Stored data:

_ _ _ _ _

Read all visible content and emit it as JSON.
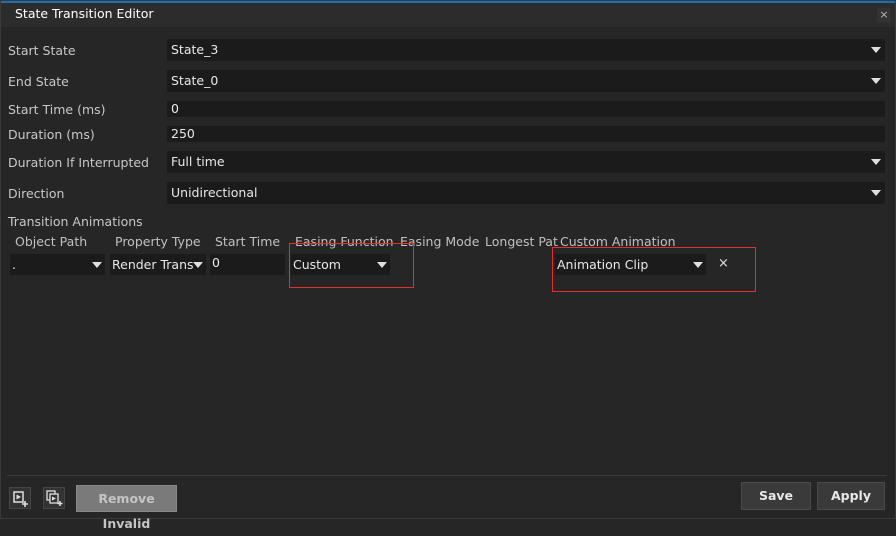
{
  "window": {
    "title": "State Transition Editor",
    "close_glyph": "×"
  },
  "form": {
    "start_state": {
      "label": "Start State",
      "value": "State_3"
    },
    "end_state": {
      "label": "End State",
      "value": "State_0"
    },
    "start_time": {
      "label": "Start Time (ms)",
      "value": "0"
    },
    "duration": {
      "label": "Duration (ms)",
      "value": "250"
    },
    "duration_interrupted": {
      "label": "Duration If Interrupted",
      "value": "Full time"
    },
    "direction": {
      "label": "Direction",
      "value": "Unidirectional"
    }
  },
  "animations": {
    "section_label": "Transition Animations",
    "columns": [
      "Object Path",
      "Property Type",
      "Start Time",
      "Easing Function",
      "Easing Mode",
      "Longest Patl",
      "Custom Animation"
    ],
    "row": {
      "object_path": ".",
      "property_type": "Render Trans",
      "start_time": "0",
      "easing_function": "Custom",
      "custom_animation": "Animation Clip",
      "remove_glyph": "×"
    }
  },
  "footer": {
    "add_icon": "add-animation-icon",
    "duplicate_icon": "duplicate-animation-icon",
    "remove_invalid_label": "Remove Invalid",
    "save_label": "Save",
    "apply_label": "Apply"
  },
  "colors": {
    "accent": "#1f6fb5",
    "highlight": "#e03030",
    "background": "#262626",
    "field": "#1b1b1b"
  }
}
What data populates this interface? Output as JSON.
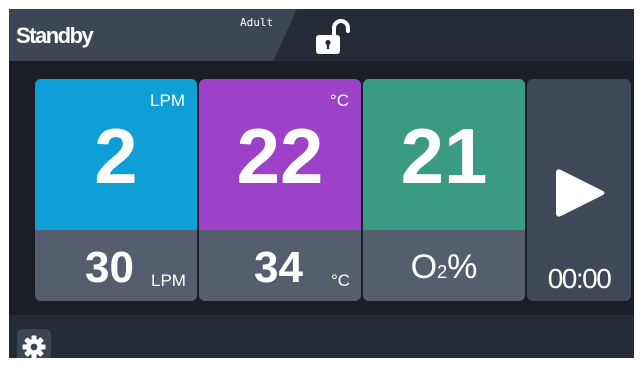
{
  "header": {
    "mode": "Standby",
    "patient_type": "Adult",
    "lock_icon": "unlocked-padlock-icon"
  },
  "tiles": [
    {
      "name": "flow",
      "unit": "LPM",
      "setpoint": "2",
      "actual": "30",
      "actual_unit": "LPM",
      "color": "#0e9fd6"
    },
    {
      "name": "temperature",
      "unit": "°C",
      "setpoint": "22",
      "actual": "34",
      "actual_unit": "°C",
      "color": "#9b42c9"
    },
    {
      "name": "oxygen",
      "setpoint": "21",
      "actual_label": "O",
      "actual_sub": "2",
      "actual_suffix": "%",
      "color": "#3a9b82"
    }
  ],
  "start": {
    "icon": "play-icon",
    "timer": "00:00"
  },
  "footer": {
    "settings_icon": "gear-icon"
  }
}
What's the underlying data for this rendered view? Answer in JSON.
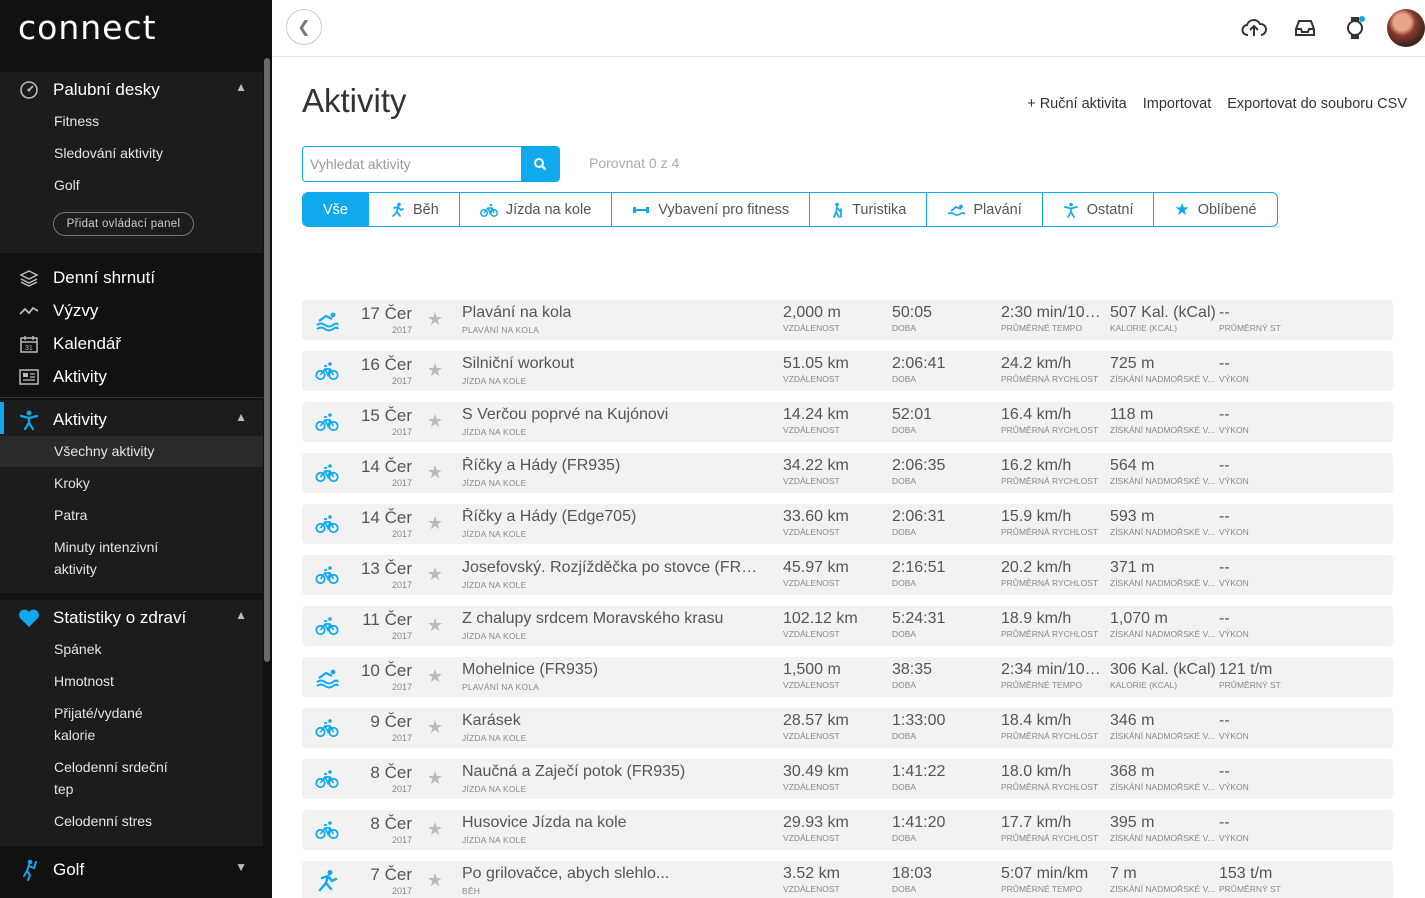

_ _ _ _ _

Exercise: Give the entries again without a single change, but with no pictures.

Task solution:
Read all visible content and emit it as JSON.
{
  "window": {
    "title": "State Transition Editor",
    "close_glyph": "×"
  },
  "form": {
    "start_state": {
      "label": "Start State",
      "value": "State_3"
    },
    "end_state": {
      "label": "End State",
      "value": "State_0"
    },
    "start_time": {
      "label": "Start Time (ms)",
      "value": "0"
    },
    "duration": {
      "label": "Duration (ms)",
      "value": "250"
    },
    "duration_interrupted": {
      "label": "Duration If Interrupted",
      "value": "Full time"
    },
    "direction": {
      "label": "Direction",
      "value": "Unidirectional"
    }
  },
  "animations": {
    "section_label": "Transition Animations",
    "columns": [
      "Object Path",
      "Property Type",
      "Start Time",
      "Easing Function",
      "Easing Mode",
      "Longest Patl",
      "Custom Animation"
    ],
    "row": {
      "object_path": ".",
      "property_type": "Render Trans",
      "start_time": "0",
      "easing_function": "Custom",
      "custom_animation": "Animation Clip",
      "remove_glyph": "×"
    }
  },
  "footer": {
    "add_icon": "add-animation-icon",
    "duplicate_icon": "duplicate-animation-icon",
    "remove_invalid_label": "Remove Invalid",
    "save_label": "Save",
    "apply_label": "Apply"
  },
  "colors": {
    "accent": "#1f6fb5",
    "highlight": "#e03030",
    "background": "#262626",
    "field": "#1b1b1b"
  }
}
What data populates this interface? Output as JSON.
{
  "header": {
    "mode": "Standby",
    "patient_type": "Adult",
    "lock_icon": "unlocked-padlock-icon"
  },
  "tiles": [
    {
      "name": "flow",
      "unit": "LPM",
      "setpoint": "2",
      "actual": "30",
      "actual_unit": "LPM",
      "color": "#0e9fd6"
    },
    {
      "name": "temperature",
      "unit": "°C",
      "setpoint": "22",
      "actual": "34",
      "actual_unit": "°C",
      "color": "#9b42c9"
    },
    {
      "name": "oxygen",
      "setpoint": "21",
      "actual_label": "O",
      "actual_sub": "2",
      "actual_suffix": "%",
      "color": "#3a9b82"
    }
  ],
  "start": {
    "icon": "play-icon",
    "timer": "00:00"
  },
  "footer": {
    "settings_icon": "gear-icon"
  }
}
What's the underlying data for this rendered view? Answer in JSON.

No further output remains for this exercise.